> _DO THIS_
Restate the full listing word for word and leave the pictures out.

> _PROVIDED MATERIAL_
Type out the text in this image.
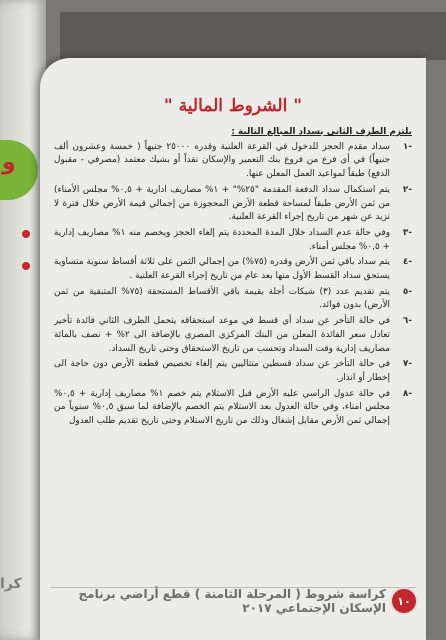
و
كرا
" الشروط المالية "
يلتزم الطرف الثاني بسداد المبالغ التالية :
-١
سداد مقدم الحجز للدخول في القرعة العلنية وقدره ٢٥٠٠٠ جنيهاً ( خمسة وعشرون ألف جنيهاً) في أي فرع من فروع بنك التعمير والإسكان نقداً أو بشيك معتمد (مصرفي - مقبول الدفع) طبقاً لمواعيد العمل المعلن عنها.
-٢
يتم استكمال سداد الدفعة المقدمة "٢٥%" + ١% مصاريف ادارية + ٠,٥% مجلس الأمناء) من ثمن الأرض طبقاً لمساحة قطعة الأرض المحجوزة من إجمالي قيمة الأرض خلال فترة لا تزيد عن شهر من تاريخ إجراء القرعة العلنية.
-٣
وفي حالة عدم السداد خلال المدة المحددة يتم إلغاء الحجز ويخصم منه ١% مصاريف إدارية + ٠,٥% مجلس أمناء.
-٤
يتم سداد باقي ثمن الأرض وقدره (٧٥%) من إجمالي الثمن على ثلاثة أقساط سنوية متساوية يستحق سداد القسط الأول منها بعد عام من تاريخ إجراء القرعة العلنية .
-٥
يتم تقديم عدد (٣) شيكات أجلة بقيمة باقي الأقساط المستحقة (٧٥% المتبقية من ثمن الأرض) بدون فوائد.
-٦
في حالة التأخر عن سداد أي قسط في موعد استحقاقه يتحمل الطرف الثاني فائدة تأخير تعادل سعر الفائدة المعلن من البنك المركزي المصري بالإضافة الى ٢% + نصف بالمائة مصاريف إدارية وقت السداد وتحسب من تاريخ الاستحقاق وحتى تاريخ السداد.
-٧
في حالة التأخر عن سداد قسطين متتاليين يتم إلغاء تخصيص قطعة الأرض دون حاجة الى إخطار أو انذار.
-٨
في حالة عدول الراسي عليه الأرض قبل الاستلام يتم خصم ١% مصاريف إدارية + ٠,٥% مجلس امناء، وفي حالة العدول بعد الاستلام يتم الخصم بالإضافة لما سبق ٠,٥% سنوياً من إجمالي ثمن الأرض مقابل إشغال وذلك من تاريخ الاستلام وحتى تاريخ تقديم طلب العدول
١٠
كراسة شروط ( المرحلة الثامنة ) قطع أراضي برنامج الإسكان الإجتماعي ٢٠١٧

> _COMPLETE OUTPUT_
Type out the text in this image.
و
كرا
" الشروط المالية "
يلتزم الطرف الثاني بسداد المبالغ التالية :
-١
سداد مقدم الحجز للدخول في القرعة العلنية وقدره ٢٥٠٠٠ جنيهاً ( خمسة وعشرون ألف جنيهاً) في أي فرع من فروع بنك التعمير والإسكان نقداً أو بشيك معتمد (مصرفي - مقبول الدفع) طبقاً لمواعيد العمل المعلن عنها.
-٢
يتم استكمال سداد الدفعة المقدمة "٢٥%" + ١% مصاريف ادارية + ٠,٥% مجلس الأمناء) من ثمن الأرض طبقاً لمساحة قطعة الأرض المحجوزة من إجمالي قيمة الأرض خلال فترة لا تزيد عن شهر من تاريخ إجراء القرعة العلنية.
-٣
وفي حالة عدم السداد خلال المدة المحددة يتم إلغاء الحجز ويخصم منه ١% مصاريف إدارية + ٠,٥% مجلس أمناء.
-٤
يتم سداد باقي ثمن الأرض وقدره (٧٥%) من إجمالي الثمن على ثلاثة أقساط سنوية متساوية يستحق سداد القسط الأول منها بعد عام من تاريخ إجراء القرعة العلنية .
-٥
يتم تقديم عدد (٣) شيكات أجلة بقيمة باقي الأقساط المستحقة (٧٥% المتبقية من ثمن الأرض) بدون فوائد.
-٦
في حالة التأخر عن سداد أي قسط في موعد استحقاقه يتحمل الطرف الثاني فائدة تأخير تعادل سعر الفائدة المعلن من البنك المركزي المصري بالإضافة الى ٢% + نصف بالمائة مصاريف إدارية وقت السداد وتحسب من تاريخ الاستحقاق وحتى تاريخ السداد.
-٧
في حالة التأخر عن سداد قسطين متتاليين يتم إلغاء تخصيص قطعة الأرض دون حاجة الى إخطار أو انذار.
-٨
في حالة عدول الراسي عليه الأرض قبل الاستلام يتم خصم ١% مصاريف إدارية + ٠,٥% مجلس امناء، وفي حالة العدول بعد الاستلام يتم الخصم بالإضافة لما سبق ٠,٥% سنوياً من إجمالي ثمن الأرض مقابل إشغال وذلك من تاريخ الاستلام وحتى تاريخ تقديم طلب العدول
١٠
كراسة شروط ( المرحلة الثامنة ) قطع أراضي برنامج الإسكان الإجتماعي ٢٠١٧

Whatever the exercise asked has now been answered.